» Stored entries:

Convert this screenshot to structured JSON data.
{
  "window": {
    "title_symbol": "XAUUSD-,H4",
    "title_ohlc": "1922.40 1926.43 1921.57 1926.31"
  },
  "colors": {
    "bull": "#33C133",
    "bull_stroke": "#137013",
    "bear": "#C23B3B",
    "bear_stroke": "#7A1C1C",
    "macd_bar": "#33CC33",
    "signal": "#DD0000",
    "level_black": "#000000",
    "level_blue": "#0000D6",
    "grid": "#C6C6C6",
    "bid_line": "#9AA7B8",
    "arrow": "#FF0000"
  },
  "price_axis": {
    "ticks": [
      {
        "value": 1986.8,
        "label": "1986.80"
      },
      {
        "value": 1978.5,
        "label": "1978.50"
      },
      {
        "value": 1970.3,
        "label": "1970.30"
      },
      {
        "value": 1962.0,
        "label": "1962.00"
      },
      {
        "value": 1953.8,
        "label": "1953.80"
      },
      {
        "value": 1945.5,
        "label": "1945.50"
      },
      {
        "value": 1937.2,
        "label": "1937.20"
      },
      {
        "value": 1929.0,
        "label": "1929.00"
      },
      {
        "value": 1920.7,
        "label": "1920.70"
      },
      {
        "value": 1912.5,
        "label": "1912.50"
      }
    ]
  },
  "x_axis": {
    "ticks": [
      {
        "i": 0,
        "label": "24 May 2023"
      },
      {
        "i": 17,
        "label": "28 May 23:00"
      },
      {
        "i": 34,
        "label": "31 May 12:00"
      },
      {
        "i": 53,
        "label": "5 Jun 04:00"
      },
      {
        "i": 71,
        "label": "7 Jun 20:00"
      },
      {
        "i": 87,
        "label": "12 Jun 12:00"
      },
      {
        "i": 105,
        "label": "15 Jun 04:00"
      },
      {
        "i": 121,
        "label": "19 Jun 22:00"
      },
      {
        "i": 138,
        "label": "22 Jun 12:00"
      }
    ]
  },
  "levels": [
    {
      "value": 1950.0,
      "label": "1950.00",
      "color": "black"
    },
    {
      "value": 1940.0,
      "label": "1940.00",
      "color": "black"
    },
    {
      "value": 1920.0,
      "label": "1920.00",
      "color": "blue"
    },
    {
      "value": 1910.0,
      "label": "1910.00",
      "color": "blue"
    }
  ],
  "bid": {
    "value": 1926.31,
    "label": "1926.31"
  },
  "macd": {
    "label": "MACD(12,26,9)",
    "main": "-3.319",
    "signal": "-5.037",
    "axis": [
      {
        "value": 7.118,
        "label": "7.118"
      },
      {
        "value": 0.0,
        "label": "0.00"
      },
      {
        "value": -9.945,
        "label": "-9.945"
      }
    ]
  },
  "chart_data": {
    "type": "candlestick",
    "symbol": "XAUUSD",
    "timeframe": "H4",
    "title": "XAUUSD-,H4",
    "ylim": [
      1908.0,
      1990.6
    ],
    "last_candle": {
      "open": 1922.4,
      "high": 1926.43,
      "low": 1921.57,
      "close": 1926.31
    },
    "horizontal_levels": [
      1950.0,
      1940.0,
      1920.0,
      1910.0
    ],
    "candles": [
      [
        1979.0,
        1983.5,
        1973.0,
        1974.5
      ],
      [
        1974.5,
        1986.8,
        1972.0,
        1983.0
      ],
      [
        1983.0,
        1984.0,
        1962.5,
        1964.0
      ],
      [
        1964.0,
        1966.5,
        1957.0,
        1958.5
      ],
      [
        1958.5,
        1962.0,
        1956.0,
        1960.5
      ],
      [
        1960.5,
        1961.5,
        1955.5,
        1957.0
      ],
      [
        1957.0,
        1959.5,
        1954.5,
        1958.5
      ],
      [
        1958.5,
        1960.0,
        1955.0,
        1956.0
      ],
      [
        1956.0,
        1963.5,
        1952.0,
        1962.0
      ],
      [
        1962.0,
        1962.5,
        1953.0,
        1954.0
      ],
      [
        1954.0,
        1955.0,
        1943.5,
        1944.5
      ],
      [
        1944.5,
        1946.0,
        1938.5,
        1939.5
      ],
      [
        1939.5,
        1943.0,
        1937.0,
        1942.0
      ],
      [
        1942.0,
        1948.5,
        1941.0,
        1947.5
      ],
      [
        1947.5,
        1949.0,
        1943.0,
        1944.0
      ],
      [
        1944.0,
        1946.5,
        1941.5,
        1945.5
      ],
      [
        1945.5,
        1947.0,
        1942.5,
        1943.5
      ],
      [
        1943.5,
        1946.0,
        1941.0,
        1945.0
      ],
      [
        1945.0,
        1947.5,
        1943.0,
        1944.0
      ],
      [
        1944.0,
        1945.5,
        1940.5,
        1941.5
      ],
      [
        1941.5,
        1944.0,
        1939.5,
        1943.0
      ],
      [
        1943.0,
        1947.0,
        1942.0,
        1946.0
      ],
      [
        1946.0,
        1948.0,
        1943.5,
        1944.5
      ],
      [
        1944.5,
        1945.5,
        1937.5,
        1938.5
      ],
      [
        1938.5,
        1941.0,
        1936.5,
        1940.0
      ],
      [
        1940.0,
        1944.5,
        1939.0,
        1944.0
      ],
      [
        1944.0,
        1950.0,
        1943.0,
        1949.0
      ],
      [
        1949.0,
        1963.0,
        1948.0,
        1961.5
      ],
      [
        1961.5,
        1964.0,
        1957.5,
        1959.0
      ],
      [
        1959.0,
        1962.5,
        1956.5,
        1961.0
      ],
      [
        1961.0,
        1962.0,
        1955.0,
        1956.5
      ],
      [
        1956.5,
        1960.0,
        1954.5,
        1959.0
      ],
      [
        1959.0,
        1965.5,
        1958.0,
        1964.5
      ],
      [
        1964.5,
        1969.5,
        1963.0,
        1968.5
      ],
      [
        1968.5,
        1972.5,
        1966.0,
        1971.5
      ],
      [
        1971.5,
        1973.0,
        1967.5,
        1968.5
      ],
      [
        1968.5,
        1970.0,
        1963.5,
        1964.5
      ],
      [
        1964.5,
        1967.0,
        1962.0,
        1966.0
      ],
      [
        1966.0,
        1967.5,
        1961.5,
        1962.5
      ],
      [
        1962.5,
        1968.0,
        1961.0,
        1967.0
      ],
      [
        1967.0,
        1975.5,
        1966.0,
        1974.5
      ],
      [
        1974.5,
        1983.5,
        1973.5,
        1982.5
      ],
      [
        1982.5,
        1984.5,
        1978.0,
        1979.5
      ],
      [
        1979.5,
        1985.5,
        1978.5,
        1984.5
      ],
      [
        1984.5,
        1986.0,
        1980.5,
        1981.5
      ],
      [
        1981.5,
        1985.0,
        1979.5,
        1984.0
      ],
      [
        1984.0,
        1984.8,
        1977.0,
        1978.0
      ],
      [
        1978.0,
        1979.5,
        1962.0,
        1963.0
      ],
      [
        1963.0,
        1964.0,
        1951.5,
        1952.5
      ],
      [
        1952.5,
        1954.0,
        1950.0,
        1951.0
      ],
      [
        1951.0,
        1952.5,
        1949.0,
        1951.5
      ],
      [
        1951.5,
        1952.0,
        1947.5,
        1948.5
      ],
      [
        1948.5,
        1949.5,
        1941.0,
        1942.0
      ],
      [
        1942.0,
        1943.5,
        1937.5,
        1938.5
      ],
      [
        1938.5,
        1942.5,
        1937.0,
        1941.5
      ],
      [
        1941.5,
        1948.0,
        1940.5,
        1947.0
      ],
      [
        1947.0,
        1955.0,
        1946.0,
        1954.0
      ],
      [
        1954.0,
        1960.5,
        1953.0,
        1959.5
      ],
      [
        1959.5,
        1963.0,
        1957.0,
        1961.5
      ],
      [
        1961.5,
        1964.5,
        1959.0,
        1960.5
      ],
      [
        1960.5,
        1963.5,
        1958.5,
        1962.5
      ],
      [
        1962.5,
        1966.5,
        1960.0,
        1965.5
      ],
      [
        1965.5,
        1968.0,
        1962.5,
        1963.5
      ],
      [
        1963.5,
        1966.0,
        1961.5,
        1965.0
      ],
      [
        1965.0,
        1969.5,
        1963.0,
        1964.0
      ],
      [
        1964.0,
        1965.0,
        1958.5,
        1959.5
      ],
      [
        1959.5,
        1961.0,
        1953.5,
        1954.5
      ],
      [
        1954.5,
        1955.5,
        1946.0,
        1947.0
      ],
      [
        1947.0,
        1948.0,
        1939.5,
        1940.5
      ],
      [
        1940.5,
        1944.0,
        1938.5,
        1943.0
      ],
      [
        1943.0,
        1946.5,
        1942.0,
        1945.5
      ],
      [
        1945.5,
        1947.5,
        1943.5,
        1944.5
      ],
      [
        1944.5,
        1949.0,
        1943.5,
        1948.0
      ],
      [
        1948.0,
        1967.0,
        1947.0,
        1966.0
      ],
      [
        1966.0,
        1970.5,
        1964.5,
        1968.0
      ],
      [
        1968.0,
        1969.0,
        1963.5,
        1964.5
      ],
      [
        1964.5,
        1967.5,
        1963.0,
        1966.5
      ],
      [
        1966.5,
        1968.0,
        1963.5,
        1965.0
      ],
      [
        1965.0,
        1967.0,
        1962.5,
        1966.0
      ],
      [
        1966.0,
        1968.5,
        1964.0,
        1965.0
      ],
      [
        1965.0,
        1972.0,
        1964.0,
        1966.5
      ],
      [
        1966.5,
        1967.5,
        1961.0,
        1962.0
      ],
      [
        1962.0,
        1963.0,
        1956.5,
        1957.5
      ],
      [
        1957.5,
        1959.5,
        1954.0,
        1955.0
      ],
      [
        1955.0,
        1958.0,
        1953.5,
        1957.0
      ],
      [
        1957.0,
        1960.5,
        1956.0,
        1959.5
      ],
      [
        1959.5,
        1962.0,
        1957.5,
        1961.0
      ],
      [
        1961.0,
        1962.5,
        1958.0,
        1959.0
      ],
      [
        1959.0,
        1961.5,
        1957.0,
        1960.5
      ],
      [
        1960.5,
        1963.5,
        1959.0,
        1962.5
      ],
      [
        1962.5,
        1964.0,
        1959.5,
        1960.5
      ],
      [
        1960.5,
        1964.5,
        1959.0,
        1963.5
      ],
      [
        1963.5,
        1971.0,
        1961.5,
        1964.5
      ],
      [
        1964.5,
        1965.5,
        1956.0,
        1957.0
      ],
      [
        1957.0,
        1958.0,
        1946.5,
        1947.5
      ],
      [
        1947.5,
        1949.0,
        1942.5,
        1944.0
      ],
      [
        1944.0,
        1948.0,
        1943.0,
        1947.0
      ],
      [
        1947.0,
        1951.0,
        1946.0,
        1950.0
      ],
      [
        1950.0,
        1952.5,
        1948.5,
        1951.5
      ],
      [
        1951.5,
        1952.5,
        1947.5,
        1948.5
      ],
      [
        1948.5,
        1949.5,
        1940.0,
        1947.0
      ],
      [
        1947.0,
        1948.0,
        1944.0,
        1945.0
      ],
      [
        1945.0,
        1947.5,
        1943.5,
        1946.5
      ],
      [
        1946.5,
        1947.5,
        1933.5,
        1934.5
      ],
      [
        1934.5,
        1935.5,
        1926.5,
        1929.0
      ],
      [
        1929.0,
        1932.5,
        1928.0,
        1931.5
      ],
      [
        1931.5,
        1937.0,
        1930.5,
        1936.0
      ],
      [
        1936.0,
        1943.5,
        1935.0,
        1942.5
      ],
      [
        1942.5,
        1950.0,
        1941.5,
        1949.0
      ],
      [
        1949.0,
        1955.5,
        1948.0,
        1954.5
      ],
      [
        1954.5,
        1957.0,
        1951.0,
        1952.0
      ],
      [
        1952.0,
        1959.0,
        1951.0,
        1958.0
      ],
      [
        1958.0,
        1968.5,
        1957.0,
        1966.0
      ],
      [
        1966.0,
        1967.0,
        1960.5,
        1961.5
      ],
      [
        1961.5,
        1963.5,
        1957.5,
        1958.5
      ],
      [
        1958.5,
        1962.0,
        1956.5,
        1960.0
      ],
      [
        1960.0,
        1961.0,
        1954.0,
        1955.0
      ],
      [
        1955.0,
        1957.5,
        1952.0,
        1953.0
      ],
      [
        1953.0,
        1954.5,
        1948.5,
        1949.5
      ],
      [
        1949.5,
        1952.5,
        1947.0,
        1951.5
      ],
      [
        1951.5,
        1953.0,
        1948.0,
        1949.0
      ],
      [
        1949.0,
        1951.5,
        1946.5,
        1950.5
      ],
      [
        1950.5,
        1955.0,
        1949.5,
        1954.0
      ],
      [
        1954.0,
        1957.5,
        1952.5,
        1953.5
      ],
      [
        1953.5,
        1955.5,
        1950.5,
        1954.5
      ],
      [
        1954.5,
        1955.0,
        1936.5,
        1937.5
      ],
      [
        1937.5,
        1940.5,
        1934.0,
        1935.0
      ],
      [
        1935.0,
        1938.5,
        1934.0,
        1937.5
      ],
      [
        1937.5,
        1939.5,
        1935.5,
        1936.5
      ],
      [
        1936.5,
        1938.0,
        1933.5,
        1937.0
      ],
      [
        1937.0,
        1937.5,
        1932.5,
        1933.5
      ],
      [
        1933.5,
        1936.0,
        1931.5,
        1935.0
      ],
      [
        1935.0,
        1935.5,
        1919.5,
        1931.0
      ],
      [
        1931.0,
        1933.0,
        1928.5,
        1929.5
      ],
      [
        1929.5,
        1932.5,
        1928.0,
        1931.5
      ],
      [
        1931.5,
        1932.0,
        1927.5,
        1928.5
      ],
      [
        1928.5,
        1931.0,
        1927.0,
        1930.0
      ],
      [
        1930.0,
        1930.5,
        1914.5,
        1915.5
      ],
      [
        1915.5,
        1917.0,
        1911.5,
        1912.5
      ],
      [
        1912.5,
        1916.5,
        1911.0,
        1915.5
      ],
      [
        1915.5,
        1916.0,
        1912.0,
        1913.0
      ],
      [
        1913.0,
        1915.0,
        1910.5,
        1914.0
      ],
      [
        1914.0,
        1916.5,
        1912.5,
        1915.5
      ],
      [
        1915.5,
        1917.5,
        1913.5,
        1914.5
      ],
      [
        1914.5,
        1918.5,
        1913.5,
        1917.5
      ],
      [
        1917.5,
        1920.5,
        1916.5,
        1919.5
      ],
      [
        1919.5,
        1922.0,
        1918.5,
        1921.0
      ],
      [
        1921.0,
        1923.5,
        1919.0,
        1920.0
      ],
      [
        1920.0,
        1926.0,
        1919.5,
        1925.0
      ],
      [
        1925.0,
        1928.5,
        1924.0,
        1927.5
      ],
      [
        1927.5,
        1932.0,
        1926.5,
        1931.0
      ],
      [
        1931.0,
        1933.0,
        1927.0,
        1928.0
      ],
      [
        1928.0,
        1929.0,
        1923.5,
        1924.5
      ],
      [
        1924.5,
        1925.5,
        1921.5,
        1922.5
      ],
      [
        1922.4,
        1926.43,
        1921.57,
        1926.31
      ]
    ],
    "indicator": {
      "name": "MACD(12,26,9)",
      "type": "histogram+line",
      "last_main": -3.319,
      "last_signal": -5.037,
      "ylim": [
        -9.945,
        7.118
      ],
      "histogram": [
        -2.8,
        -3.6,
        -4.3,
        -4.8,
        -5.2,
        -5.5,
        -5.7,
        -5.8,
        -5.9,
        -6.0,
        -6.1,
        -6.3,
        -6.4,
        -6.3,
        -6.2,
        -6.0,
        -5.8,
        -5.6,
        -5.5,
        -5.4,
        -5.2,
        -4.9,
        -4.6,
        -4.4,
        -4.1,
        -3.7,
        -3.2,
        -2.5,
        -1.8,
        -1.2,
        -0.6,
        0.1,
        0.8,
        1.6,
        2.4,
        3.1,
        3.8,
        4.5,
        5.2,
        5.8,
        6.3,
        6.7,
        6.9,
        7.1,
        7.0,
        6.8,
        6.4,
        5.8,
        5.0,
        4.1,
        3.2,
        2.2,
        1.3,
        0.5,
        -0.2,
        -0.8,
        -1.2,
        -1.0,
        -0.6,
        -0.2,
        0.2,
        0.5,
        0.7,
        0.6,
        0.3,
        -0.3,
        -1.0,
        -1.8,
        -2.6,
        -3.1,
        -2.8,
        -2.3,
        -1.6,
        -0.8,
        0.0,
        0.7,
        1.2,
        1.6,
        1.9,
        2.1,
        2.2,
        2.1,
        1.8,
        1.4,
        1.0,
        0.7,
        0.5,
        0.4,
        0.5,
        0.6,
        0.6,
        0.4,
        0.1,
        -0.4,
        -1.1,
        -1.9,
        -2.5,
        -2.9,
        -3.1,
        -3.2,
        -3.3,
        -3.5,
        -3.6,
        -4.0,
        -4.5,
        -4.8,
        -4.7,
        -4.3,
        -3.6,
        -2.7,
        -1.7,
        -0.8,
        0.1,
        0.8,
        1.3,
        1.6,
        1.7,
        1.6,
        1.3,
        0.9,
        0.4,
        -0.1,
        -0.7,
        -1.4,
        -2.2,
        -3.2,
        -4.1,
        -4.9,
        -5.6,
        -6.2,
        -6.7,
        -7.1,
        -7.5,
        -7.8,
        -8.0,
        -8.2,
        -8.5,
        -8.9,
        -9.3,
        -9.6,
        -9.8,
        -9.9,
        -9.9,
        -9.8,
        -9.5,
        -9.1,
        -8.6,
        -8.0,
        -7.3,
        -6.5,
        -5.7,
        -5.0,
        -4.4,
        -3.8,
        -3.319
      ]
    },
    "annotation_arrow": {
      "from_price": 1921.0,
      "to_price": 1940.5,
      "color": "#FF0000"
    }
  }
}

» Your instructions:
Search the preceding listing for the word "type" and pull out every line that holds it.

» Exercise output:
    "type": "candlestick",
      "type": "histogram+line",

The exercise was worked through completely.